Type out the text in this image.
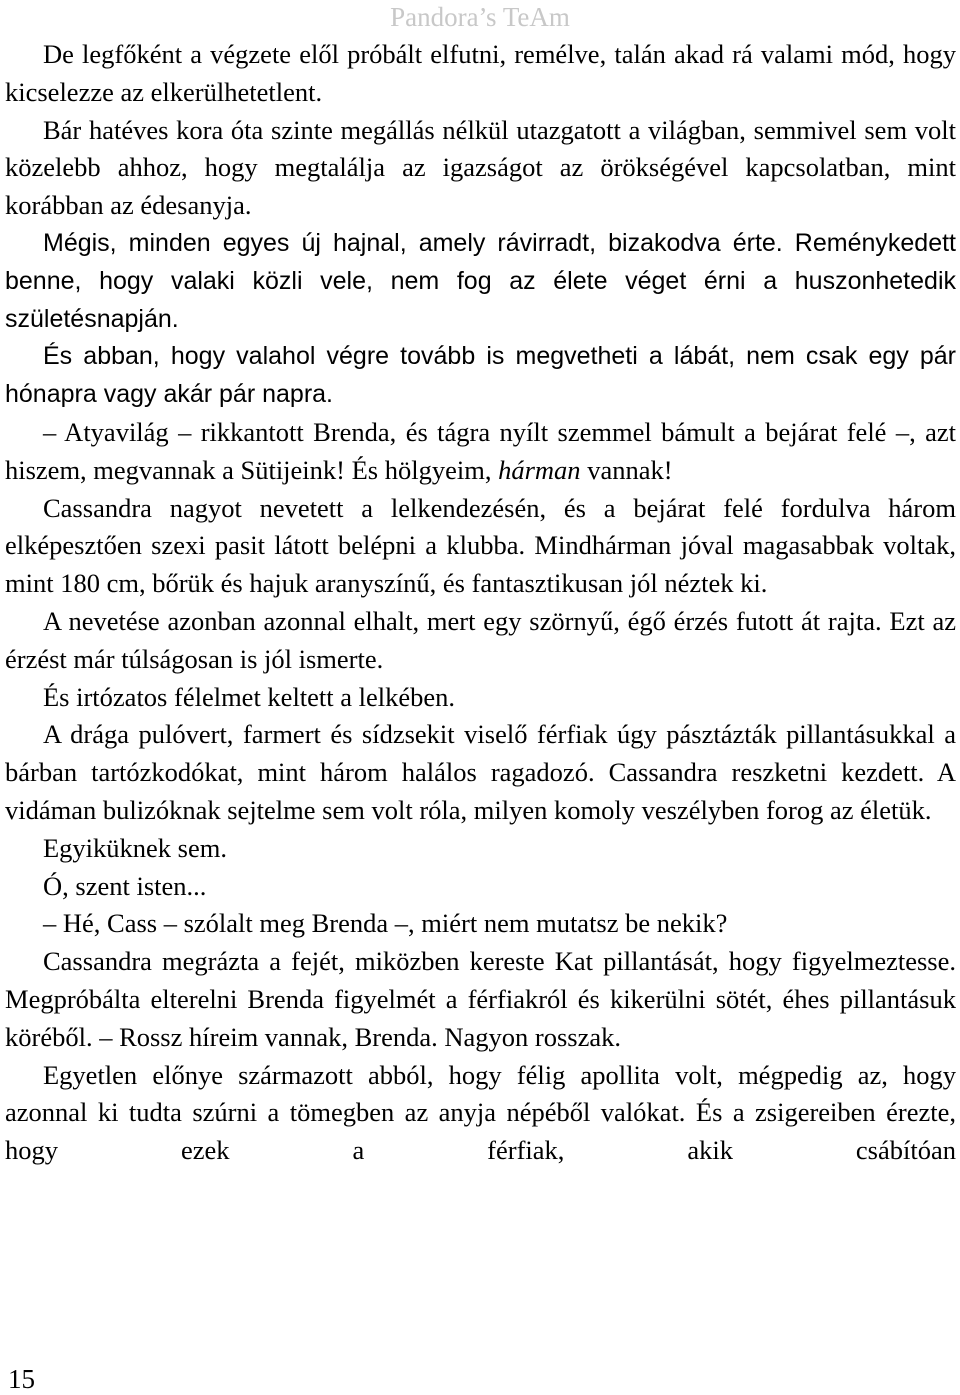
Pandora’s TeAm

De legfőként a végzete elől próbált elfutni, remélve, talán akad rá valami mód, hogy kicselezze az elkerülhetetlent.

Bár hatéves kora óta szinte megállás nélkül utazgatott a világban, semmivel sem volt közelebb ahhoz, hogy megtalálja az igazságot az örökségével kapcsolatban, mint korábban az édesanyja.

Mégis, minden egyes új hajnal, amely rávirradt, bizakodva érte. Reménykedett benne, hogy valaki közli vele, nem fog az élete véget érni a huszonhetedik születésnapján.

És abban, hogy valahol végre tovább is megvetheti a lábát, nem csak egy pár hónapra vagy akár pár napra.

– Atyavilág – rikkantott Brenda, és tágra nyílt szemmel bámult a bejárat felé –, azt hiszem, megvannak a Sütijeink! És hölgyeim, hárman vannak!

Cassandra nagyot nevetett a lelkendezésén, és a bejárat felé fordulva három elképesztően szexi pasit látott belépni a klubba. Mindhárman jóval magasabbak voltak, mint 180 cm, bőrük és hajuk aranyszínű, és fantasztikusan jól néztek ki.

A nevetése azonban azonnal elhalt, mert egy szörnyű, égő érzés futott át rajta. Ezt az érzést már túlságosan is jól ismerte.

És irtózatos félelmet keltett a lelkében.

A drága pulóvert, farmert és sídzsekit viselő férfiak úgy pásztázták pillantásukkal a bárban tartózkodókat, mint három halálos ragadozó. Cassandra reszketni kezdett. A vidáman bulizóknak sejtelme sem volt róla, milyen komoly veszélyben forog az életük.

Egyiküknek sem.

Ó, szent isten...

– Hé, Cass – szólalt meg Brenda –, miért nem mutatsz be nekik?

Cassandra megrázta a fejét, miközben kereste Kat pillantását, hogy figyelmeztesse. Megpróbálta elterelni Brenda figyelmét a férfiakról és kikerülni sötét, éhes pillantásuk köréből. – Rossz híreim vannak, Brenda. Nagyon rosszak.

Egyetlen előnye származott abból, hogy félig apollita volt, mégpedig az, hogy azonnal ki tudta szúrni a tömegben az anyja népéből valókat. És a zsigereiben érezte, hogy ezek a férfiak, akik csábítóan

15
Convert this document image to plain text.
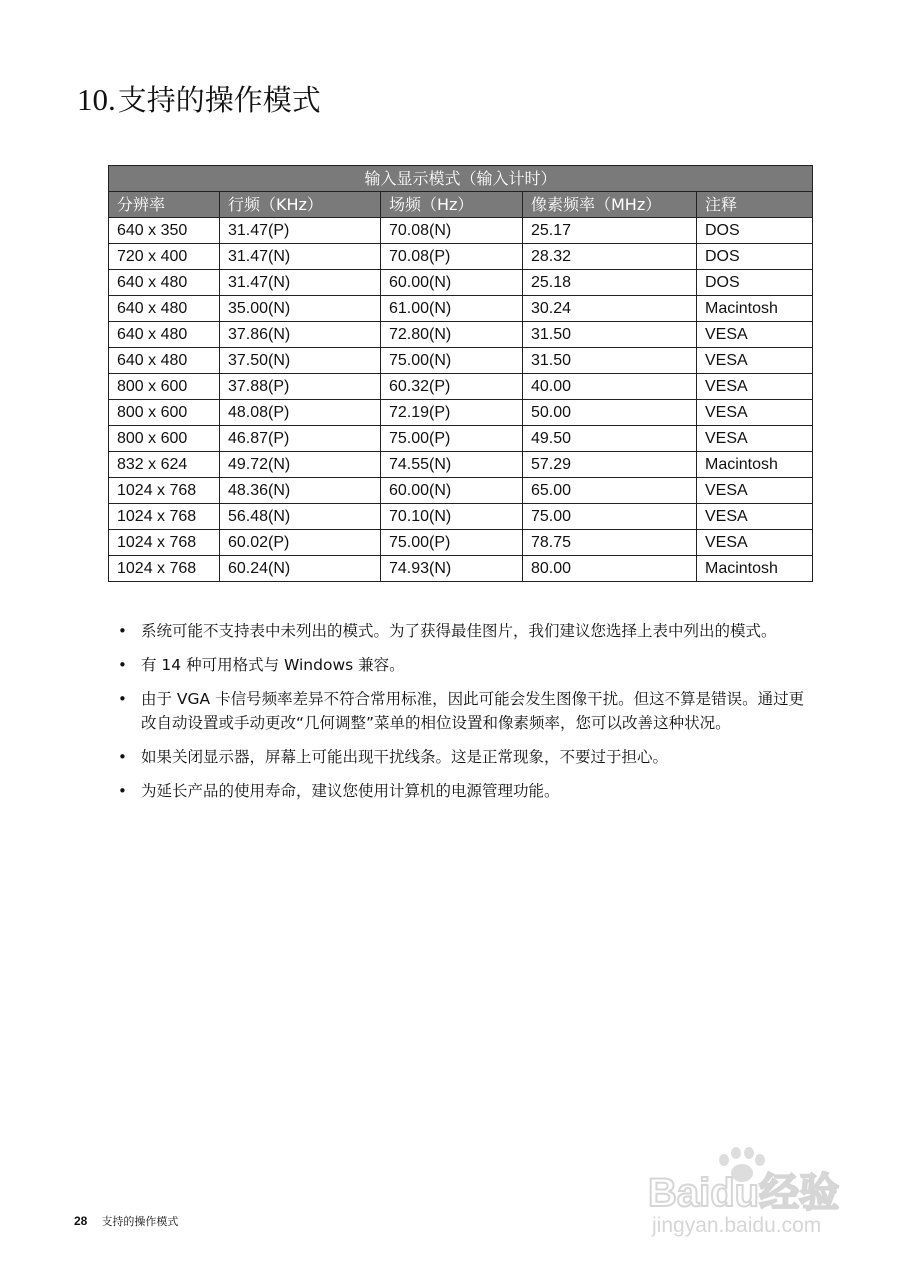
10.支持的操作模式
输入显示模式（输入计时）				
分辨率	行频（KHz）	场频（Hz）	像素频率（MHz）	注释
640 x 350	31.47(P)	70.08(N)	25.17	DOS
720 x 400	31.47(N)	70.08(P)	28.32	DOS
640 x 480	31.47(N)	60.00(N)	25.18	DOS
640 x 480	35.00(N)	61.00(N)	30.24	Macintosh
640 x 480	37.86(N)	72.80(N)	31.50	VESA
640 x 480	37.50(N)	75.00(N)	31.50	VESA
800 x 600	37.88(P)	60.32(P)	40.00	VESA
800 x 600	48.08(P)	72.19(P)	50.00	VESA
800 x 600	46.87(P)	75.00(P)	49.50	VESA
832 x 624	49.72(N)	74.55(N)	57.29	Macintosh
1024 x 768	48.36(N)	60.00(N)	65.00	VESA
1024 x 768	56.48(N)	70.10(N)	75.00	VESA
1024 x 768	60.02(P)	75.00(P)	78.75	VESA
1024 x 768	60.24(N)	74.93(N)	80.00	Macintosh
• 系统可能不支持表中未列出的模式。为了获得最佳图片，我们建议您选择上表中列出的模式。
• 有 14 种可用格式与 Windows 兼容。
• 由于 VGA 卡信号频率差异不符合常用标准，因此可能会发生图像干扰。但这不算是错误。通过更改自动设置或手动更改“几何调整”菜单的相位设置和像素频率，您可以改善这种状况。
• 如果关闭显示器，屏幕上可能出现干扰线条。这是正常现象，不要过于担心。
• 为延长产品的使用寿命，建议您使用计算机的电源管理功能。
28 支持的操作模式
Baidu经验
jingyan.baidu.com
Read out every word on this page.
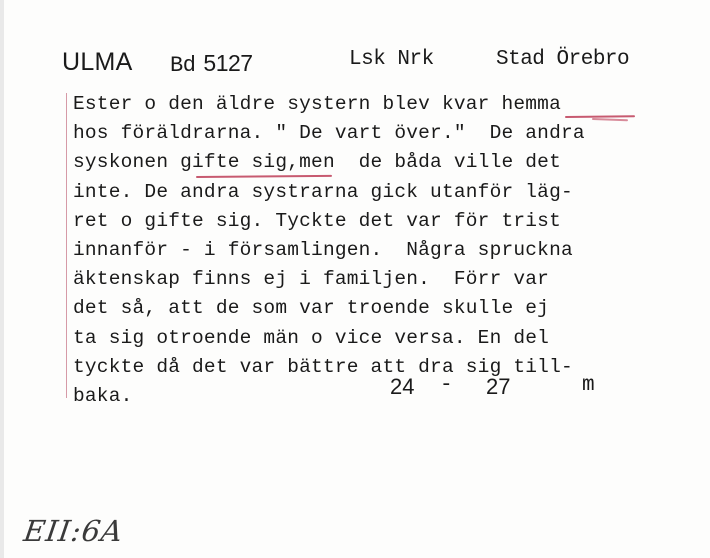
ULMA Bd 5127	Lsk Nrk	Stad Örebro
Ester o den äldre systern blev kvar hemma
hos föräldrarna. " De vart över."  De andra
syskonen gifte sig,men  de båda ville det
inte. De andra systrarna gick utanför läg-
ret o gifte sig. Tyckte det var för trist
innanför - i församlingen.  Några spruckna
äktenskap finns ej i familjen.  Förr var
det så, att de som var troende skulle ej
ta sig otroende män o vice versa. En del
tyckte då det var bättre att dra sig till-
baka.	24 - 27	m
EII:6A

★ ★ ★ ★ ★

**WHAT IS REQUIRED**
Search the records for the word "gifte", then list every line that has it.

**ANSWER TO THIS PROBLEM**
syskonen gifte sig,men  de båda ville det
ret o gifte sig. Tyckte det var för trist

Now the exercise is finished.